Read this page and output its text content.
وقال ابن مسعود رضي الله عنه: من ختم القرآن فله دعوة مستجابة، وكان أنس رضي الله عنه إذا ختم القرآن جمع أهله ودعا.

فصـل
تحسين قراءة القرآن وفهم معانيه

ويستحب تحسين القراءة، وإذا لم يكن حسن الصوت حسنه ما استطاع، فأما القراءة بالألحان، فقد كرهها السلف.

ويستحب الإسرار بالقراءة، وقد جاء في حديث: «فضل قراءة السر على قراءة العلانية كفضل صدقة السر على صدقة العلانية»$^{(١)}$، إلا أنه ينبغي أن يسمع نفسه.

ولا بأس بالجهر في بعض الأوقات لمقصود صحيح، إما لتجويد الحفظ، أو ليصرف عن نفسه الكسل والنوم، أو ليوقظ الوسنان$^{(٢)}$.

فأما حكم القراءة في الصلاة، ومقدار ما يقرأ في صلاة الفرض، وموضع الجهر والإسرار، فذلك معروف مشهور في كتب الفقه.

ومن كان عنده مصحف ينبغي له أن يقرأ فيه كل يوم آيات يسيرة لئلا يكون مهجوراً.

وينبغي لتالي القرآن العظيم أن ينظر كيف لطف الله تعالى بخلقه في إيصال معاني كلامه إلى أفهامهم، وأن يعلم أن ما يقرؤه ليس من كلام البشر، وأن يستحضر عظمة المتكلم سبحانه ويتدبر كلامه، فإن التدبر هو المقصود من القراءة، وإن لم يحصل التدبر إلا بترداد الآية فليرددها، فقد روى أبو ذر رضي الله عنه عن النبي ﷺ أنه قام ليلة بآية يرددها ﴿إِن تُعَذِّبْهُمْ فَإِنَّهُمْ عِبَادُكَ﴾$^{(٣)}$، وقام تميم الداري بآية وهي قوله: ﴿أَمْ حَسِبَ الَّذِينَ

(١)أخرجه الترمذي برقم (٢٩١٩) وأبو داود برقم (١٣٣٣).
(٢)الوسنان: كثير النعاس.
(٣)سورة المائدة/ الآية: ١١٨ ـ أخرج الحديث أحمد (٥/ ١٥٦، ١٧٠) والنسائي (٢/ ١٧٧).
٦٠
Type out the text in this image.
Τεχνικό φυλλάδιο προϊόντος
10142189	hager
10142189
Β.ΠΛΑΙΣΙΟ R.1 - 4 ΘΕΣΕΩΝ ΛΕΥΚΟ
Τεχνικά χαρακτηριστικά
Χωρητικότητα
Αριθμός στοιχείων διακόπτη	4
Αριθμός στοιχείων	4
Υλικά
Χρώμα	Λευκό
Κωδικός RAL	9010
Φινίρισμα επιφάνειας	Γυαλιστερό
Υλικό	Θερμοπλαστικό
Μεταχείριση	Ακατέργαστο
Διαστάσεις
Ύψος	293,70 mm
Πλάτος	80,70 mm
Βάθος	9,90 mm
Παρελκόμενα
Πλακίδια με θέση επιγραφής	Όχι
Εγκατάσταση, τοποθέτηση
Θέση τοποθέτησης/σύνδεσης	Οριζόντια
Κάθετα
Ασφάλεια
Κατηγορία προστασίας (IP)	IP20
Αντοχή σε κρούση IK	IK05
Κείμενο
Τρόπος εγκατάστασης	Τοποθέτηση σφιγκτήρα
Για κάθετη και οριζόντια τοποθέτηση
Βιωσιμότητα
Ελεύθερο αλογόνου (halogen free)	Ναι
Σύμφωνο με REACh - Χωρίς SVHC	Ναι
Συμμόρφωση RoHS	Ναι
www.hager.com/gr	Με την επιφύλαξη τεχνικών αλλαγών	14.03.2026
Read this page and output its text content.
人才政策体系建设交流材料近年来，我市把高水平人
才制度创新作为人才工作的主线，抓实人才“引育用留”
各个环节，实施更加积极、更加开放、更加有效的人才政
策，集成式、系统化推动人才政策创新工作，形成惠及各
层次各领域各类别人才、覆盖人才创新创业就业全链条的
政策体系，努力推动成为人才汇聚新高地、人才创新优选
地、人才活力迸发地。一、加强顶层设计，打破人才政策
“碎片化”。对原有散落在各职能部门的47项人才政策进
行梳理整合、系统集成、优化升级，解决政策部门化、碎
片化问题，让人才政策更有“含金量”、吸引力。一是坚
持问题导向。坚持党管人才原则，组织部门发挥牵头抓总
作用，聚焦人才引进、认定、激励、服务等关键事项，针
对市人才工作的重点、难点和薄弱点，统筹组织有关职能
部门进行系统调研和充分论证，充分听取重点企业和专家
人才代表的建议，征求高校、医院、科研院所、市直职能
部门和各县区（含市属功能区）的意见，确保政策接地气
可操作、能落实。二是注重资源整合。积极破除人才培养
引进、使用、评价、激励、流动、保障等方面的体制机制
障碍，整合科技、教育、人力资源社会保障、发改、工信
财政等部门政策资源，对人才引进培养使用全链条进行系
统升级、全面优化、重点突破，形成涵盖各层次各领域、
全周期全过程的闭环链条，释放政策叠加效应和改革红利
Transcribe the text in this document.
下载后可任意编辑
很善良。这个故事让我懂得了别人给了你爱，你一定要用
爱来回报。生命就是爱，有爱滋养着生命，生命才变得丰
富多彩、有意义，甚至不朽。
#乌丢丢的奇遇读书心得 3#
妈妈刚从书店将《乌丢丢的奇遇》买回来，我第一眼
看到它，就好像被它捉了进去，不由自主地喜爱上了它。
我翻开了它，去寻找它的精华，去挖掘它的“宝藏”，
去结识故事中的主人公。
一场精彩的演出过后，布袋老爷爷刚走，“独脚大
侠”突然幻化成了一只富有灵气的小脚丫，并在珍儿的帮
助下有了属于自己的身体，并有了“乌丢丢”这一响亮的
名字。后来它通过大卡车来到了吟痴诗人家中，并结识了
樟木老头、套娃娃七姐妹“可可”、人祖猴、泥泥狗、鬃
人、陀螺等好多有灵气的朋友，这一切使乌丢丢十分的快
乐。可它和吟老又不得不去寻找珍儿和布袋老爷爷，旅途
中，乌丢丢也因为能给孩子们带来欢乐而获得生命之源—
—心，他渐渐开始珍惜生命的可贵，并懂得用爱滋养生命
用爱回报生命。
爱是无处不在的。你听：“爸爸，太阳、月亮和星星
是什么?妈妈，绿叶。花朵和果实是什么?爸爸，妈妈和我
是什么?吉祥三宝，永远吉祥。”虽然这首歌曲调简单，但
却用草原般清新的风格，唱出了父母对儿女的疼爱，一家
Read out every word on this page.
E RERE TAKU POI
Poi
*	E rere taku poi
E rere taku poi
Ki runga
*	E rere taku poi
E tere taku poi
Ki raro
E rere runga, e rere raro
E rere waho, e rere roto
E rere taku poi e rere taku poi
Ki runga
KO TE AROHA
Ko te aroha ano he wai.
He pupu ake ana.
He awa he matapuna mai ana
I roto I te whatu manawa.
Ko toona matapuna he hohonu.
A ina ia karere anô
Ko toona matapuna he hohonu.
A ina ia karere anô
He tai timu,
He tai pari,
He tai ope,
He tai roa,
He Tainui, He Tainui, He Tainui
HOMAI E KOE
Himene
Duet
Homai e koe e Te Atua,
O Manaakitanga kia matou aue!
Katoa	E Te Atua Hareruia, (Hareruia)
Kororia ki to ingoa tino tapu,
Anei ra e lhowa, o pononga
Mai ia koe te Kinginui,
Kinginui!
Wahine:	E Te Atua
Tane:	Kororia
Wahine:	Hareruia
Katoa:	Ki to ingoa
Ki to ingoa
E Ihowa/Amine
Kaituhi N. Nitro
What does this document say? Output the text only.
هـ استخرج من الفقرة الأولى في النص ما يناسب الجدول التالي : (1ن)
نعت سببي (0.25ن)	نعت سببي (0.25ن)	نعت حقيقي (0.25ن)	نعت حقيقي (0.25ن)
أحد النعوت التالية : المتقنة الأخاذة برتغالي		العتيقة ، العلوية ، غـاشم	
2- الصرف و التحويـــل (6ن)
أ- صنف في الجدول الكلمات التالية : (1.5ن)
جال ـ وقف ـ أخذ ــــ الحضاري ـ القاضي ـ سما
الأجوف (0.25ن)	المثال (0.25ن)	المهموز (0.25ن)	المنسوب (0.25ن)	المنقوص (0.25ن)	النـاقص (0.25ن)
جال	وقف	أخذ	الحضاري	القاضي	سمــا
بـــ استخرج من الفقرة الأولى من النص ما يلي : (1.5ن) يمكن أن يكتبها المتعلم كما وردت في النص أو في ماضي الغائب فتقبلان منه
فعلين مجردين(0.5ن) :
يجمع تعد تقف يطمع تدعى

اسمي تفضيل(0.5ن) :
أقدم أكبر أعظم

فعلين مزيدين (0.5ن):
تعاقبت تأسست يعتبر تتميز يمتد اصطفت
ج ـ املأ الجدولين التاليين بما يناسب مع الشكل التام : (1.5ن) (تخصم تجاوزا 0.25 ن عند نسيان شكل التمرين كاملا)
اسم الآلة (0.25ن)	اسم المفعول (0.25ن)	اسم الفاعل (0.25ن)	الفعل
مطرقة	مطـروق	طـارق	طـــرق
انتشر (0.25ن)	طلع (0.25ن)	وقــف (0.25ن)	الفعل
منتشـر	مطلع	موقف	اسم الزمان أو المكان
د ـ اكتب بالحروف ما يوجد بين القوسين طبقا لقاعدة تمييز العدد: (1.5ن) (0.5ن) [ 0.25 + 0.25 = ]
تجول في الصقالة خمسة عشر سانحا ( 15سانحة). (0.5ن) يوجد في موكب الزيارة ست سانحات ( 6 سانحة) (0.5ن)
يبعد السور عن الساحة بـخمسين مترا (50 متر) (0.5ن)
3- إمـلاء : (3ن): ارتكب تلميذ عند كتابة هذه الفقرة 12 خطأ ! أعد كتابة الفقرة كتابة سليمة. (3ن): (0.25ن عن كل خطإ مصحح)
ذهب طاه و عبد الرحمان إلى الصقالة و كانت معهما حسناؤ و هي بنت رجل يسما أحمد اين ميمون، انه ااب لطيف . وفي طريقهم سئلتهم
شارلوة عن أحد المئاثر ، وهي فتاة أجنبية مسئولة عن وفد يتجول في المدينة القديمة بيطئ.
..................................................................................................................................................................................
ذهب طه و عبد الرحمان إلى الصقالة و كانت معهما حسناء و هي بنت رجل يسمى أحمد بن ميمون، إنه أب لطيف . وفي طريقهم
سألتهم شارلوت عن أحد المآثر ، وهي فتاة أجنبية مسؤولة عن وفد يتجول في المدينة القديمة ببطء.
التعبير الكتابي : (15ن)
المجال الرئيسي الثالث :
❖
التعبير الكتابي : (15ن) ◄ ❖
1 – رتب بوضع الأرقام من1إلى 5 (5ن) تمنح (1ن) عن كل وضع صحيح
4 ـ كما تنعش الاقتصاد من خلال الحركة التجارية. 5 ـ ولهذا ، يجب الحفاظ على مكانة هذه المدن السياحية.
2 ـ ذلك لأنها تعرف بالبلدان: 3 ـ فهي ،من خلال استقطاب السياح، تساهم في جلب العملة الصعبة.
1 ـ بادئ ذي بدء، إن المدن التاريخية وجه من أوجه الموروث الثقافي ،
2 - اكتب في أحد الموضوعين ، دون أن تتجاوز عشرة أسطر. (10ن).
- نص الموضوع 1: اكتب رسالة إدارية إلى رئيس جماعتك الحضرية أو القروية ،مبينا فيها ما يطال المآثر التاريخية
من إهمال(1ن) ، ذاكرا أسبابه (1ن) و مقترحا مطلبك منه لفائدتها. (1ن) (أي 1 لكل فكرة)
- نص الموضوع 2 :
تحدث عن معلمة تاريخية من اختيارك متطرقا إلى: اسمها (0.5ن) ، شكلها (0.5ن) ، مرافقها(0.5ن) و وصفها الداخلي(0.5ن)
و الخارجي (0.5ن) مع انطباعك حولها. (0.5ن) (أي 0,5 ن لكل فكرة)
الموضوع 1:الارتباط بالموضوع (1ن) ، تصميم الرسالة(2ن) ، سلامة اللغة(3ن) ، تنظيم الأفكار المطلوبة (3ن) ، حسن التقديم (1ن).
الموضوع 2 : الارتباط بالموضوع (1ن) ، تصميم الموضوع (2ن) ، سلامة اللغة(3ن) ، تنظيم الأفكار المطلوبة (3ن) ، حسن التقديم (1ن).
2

· · · · · · ·

Your objective: Isolate each line of the listing above that includes "ويستحب". Copy it.

Full answer:
ويستحب تحسين القراءة، وإذا لم يكن حسن الصوت حسنه ما استطاع، فأما القراءة بالألحان، فقد كرهها السلف.
ويستحب الإسرار بالقراءة، وقد جاء في حديث: «فضل قراءة السر على قراءة العلانية كفضل صدقة السر على صدقة العلانية»$^{(١)}$، إلا أنه ينبغي أن يسمع نفسه.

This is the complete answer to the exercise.